TASK PROMPT
Copy every line of the records below word for word, but leave out the pictures.

GIVEN DATA

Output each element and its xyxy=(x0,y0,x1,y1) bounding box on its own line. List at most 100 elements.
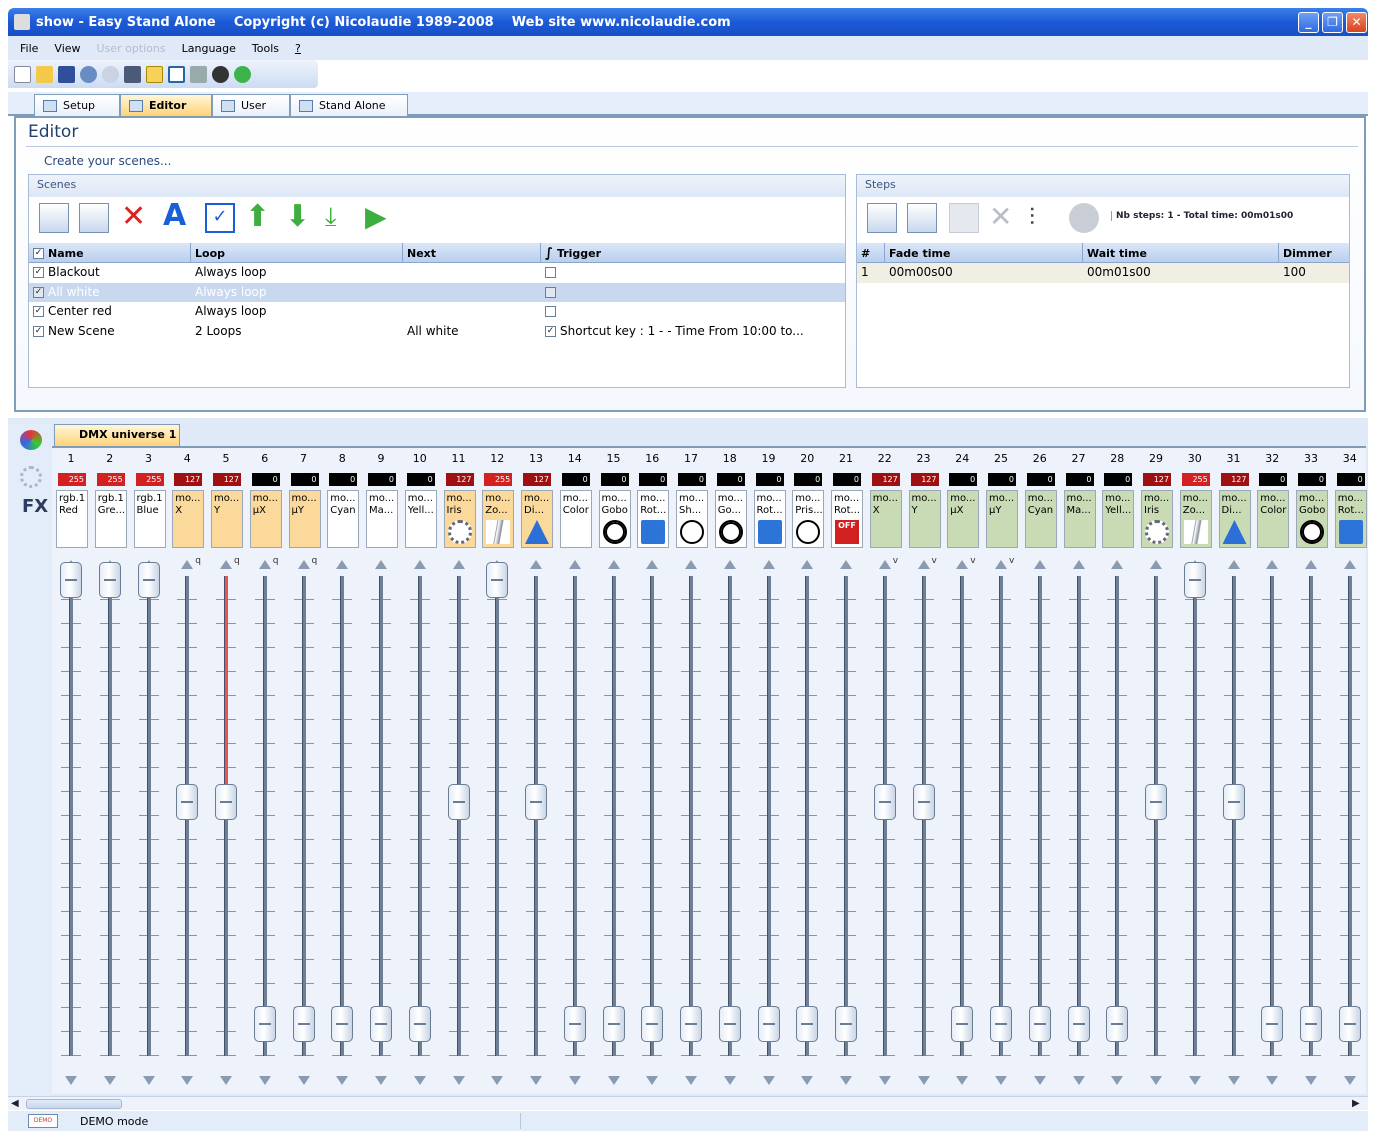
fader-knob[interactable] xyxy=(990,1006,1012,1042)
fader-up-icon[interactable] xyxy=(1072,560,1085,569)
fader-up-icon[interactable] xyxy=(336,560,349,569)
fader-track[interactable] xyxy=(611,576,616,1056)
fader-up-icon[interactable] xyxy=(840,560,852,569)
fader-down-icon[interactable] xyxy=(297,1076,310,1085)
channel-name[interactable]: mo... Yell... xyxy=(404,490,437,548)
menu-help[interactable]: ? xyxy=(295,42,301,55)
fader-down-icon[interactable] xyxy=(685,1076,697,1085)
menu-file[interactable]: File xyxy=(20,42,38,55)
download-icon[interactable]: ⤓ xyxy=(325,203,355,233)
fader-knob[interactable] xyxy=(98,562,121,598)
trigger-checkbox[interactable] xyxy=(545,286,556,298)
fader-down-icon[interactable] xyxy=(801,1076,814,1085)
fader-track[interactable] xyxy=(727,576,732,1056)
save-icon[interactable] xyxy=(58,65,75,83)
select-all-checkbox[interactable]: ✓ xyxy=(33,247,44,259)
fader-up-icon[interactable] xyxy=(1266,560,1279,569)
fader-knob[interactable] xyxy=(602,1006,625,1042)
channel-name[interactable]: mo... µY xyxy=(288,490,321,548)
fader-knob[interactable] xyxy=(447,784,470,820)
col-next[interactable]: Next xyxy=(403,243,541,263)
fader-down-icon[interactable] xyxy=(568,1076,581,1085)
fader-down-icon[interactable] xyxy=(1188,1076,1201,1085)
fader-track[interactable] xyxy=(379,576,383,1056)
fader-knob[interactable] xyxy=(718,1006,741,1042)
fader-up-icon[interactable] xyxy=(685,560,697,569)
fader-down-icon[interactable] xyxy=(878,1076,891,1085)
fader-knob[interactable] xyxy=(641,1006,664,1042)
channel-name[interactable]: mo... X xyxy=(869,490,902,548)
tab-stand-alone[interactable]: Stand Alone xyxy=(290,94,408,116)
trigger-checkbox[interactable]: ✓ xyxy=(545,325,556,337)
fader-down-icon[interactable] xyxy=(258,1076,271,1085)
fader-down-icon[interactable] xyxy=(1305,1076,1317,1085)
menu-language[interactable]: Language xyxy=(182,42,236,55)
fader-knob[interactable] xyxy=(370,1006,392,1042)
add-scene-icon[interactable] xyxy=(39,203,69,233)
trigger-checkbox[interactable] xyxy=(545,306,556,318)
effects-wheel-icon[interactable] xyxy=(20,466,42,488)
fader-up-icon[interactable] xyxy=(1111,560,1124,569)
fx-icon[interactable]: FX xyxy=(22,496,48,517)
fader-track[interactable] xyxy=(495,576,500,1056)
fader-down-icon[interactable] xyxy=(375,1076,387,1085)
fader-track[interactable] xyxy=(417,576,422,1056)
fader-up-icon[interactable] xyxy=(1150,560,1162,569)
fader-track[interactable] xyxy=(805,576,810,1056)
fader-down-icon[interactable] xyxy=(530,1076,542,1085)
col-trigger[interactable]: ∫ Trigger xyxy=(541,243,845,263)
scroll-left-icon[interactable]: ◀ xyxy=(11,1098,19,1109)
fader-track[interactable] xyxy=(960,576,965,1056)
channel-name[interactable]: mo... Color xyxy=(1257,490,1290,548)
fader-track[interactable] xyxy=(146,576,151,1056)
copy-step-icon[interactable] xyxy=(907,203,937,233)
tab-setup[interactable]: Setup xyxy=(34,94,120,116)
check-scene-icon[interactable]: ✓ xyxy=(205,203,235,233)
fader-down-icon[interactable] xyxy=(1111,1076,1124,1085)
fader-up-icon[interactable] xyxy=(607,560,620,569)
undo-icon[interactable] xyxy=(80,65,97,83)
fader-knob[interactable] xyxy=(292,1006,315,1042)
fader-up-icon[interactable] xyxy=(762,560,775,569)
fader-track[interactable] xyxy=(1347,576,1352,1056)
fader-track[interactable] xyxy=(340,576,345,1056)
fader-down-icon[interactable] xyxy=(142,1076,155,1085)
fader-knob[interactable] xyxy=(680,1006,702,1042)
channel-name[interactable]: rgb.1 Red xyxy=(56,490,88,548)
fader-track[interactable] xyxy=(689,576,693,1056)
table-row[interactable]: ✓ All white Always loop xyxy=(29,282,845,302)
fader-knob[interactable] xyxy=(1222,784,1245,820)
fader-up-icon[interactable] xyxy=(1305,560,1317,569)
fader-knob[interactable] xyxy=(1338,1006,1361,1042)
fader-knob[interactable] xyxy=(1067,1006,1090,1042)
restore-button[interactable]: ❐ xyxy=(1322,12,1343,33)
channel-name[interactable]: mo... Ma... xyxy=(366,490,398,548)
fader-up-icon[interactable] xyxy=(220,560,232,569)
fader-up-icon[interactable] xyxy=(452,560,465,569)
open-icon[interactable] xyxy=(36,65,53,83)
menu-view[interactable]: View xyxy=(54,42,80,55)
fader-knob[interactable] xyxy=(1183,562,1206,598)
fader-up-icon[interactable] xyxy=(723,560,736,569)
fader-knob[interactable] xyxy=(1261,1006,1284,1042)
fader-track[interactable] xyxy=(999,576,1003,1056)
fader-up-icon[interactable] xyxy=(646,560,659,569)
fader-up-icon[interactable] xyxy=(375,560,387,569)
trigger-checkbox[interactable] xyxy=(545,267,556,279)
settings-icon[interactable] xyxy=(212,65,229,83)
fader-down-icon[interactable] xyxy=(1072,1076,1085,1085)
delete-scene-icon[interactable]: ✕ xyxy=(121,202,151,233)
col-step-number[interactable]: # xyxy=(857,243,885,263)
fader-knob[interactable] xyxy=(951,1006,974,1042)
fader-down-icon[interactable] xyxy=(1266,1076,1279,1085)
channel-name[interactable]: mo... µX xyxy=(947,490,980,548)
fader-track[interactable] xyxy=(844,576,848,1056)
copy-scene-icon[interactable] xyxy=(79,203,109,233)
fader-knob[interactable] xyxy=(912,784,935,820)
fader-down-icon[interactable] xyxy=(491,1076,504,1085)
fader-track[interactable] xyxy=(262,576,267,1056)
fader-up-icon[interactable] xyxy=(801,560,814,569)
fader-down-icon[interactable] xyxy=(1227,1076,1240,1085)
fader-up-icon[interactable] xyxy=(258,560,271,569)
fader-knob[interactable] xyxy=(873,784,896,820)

RESPONSE
Output each element and its xyxy=(x0,y0,x1,y1) bounding box on its own line. List at most 100 elements.
fader-knob[interactable] xyxy=(990,1006,1012,1042)
fader-up-icon[interactable] xyxy=(1072,560,1085,569)
fader-up-icon[interactable] xyxy=(336,560,349,569)
fader-track[interactable] xyxy=(611,576,616,1056)
fader-up-icon[interactable] xyxy=(840,560,852,569)
fader-down-icon[interactable] xyxy=(297,1076,310,1085)
channel-name[interactable]: mo... Yell... xyxy=(404,490,437,548)
menu-help[interactable]: ? xyxy=(295,42,301,55)
fader-down-icon[interactable] xyxy=(685,1076,697,1085)
menu-file[interactable]: File xyxy=(20,42,38,55)
download-icon[interactable]: ⤓ xyxy=(325,203,355,233)
fader-knob[interactable] xyxy=(98,562,121,598)
trigger-checkbox[interactable] xyxy=(545,286,556,298)
fader-down-icon[interactable] xyxy=(801,1076,814,1085)
fader-track[interactable] xyxy=(727,576,732,1056)
save-icon[interactable] xyxy=(58,65,75,83)
select-all-checkbox[interactable]: ✓ xyxy=(33,247,44,259)
fader-up-icon[interactable] xyxy=(1266,560,1279,569)
fader-knob[interactable] xyxy=(602,1006,625,1042)
channel-name[interactable]: mo... µY xyxy=(288,490,321,548)
fader-knob[interactable] xyxy=(447,784,470,820)
col-next[interactable]: Next xyxy=(403,243,541,263)
fader-down-icon[interactable] xyxy=(568,1076,581,1085)
fader-down-icon[interactable] xyxy=(1188,1076,1201,1085)
fader-track[interactable] xyxy=(379,576,383,1056)
fader-knob[interactable] xyxy=(718,1006,741,1042)
fader-up-icon[interactable] xyxy=(685,560,697,569)
fader-down-icon[interactable] xyxy=(878,1076,891,1085)
fader-knob[interactable] xyxy=(641,1006,664,1042)
channel-name[interactable]: mo... X xyxy=(869,490,902,548)
tab-stand-alone[interactable]: Stand Alone xyxy=(290,94,408,116)
trigger-checkbox[interactable]: ✓ xyxy=(545,325,556,337)
fader-down-icon[interactable] xyxy=(258,1076,271,1085)
fader-down-icon[interactable] xyxy=(1305,1076,1317,1085)
menu-language[interactable]: Language xyxy=(182,42,236,55)
fader-knob[interactable] xyxy=(370,1006,392,1042)
add-scene-icon[interactable] xyxy=(39,203,69,233)
trigger-checkbox[interactable] xyxy=(545,306,556,318)
effects-wheel-icon[interactable] xyxy=(20,466,42,488)
fader-up-icon[interactable] xyxy=(1111,560,1124,569)
fx-icon[interactable]: FX xyxy=(22,496,48,517)
fader-track[interactable] xyxy=(495,576,500,1056)
fader-down-icon[interactable] xyxy=(375,1076,387,1085)
fader-track[interactable] xyxy=(417,576,422,1056)
fader-up-icon[interactable] xyxy=(1150,560,1162,569)
fader-track[interactable] xyxy=(805,576,810,1056)
fader-down-icon[interactable] xyxy=(530,1076,542,1085)
col-trigger[interactable]: ∫ Trigger xyxy=(541,243,845,263)
scroll-left-icon[interactable]: ◀ xyxy=(11,1098,19,1109)
fader-track[interactable] xyxy=(960,576,965,1056)
channel-name[interactable]: mo... Color xyxy=(1257,490,1290,548)
fader-track[interactable] xyxy=(146,576,151,1056)
copy-step-icon[interactable] xyxy=(907,203,937,233)
tab-setup[interactable]: Setup xyxy=(34,94,120,116)
check-scene-icon[interactable]: ✓ xyxy=(205,203,235,233)
fader-down-icon[interactable] xyxy=(1111,1076,1124,1085)
fader-up-icon[interactable] xyxy=(607,560,620,569)
undo-icon[interactable] xyxy=(80,65,97,83)
fader-knob[interactable] xyxy=(292,1006,315,1042)
fader-up-icon[interactable] xyxy=(762,560,775,569)
fader-track[interactable] xyxy=(1347,576,1352,1056)
fader-track[interactable] xyxy=(340,576,345,1056)
fader-down-icon[interactable] xyxy=(142,1076,155,1085)
fader-knob[interactable] xyxy=(680,1006,702,1042)
channel-name[interactable]: rgb.1 Red xyxy=(56,490,88,548)
fader-track[interactable] xyxy=(689,576,693,1056)
table-row[interactable]: ✓ All white Always loop xyxy=(29,282,845,302)
fader-knob[interactable] xyxy=(1222,784,1245,820)
fader-up-icon[interactable] xyxy=(1305,560,1317,569)
fader-knob[interactable] xyxy=(1338,1006,1361,1042)
fader-knob[interactable] xyxy=(1067,1006,1090,1042)
restore-button[interactable]: ❐ xyxy=(1322,12,1343,33)
channel-name[interactable]: mo... Ma... xyxy=(366,490,398,548)
fader-up-icon[interactable] xyxy=(220,560,232,569)
fader-up-icon[interactable] xyxy=(452,560,465,569)
open-icon[interactable] xyxy=(36,65,53,83)
menu-view[interactable]: View xyxy=(54,42,80,55)
fader-knob[interactable] xyxy=(1183,562,1206,598)
fader-up-icon[interactable] xyxy=(723,560,736,569)
fader-knob[interactable] xyxy=(1261,1006,1284,1042)
fader-track[interactable] xyxy=(999,576,1003,1056)
fader-up-icon[interactable] xyxy=(646,560,659,569)
fader-up-icon[interactable] xyxy=(375,560,387,569)
trigger-checkbox[interactable] xyxy=(545,267,556,279)
settings-icon[interactable] xyxy=(212,65,229,83)
fader-down-icon[interactable] xyxy=(1072,1076,1085,1085)
delete-scene-icon[interactable]: ✕ xyxy=(121,202,151,233)
col-step-number[interactable]: # xyxy=(857,243,885,263)
fader-knob[interactable] xyxy=(951,1006,974,1042)
fader-down-icon[interactable] xyxy=(1266,1076,1279,1085)
channel-name[interactable]: mo... µX xyxy=(947,490,980,548)
fader-track[interactable] xyxy=(844,576,848,1056)
copy-scene-icon[interactable] xyxy=(79,203,109,233)
fader-knob[interactable] xyxy=(912,784,935,820)
fader-down-icon[interactable] xyxy=(491,1076,504,1085)
fader-track[interactable] xyxy=(262,576,267,1056)
fader-up-icon[interactable] xyxy=(801,560,814,569)
fader-down-icon[interactable] xyxy=(1227,1076,1240,1085)
fader-up-icon[interactable] xyxy=(258,560,271,569)
fader-knob[interactable] xyxy=(873,784,896,820)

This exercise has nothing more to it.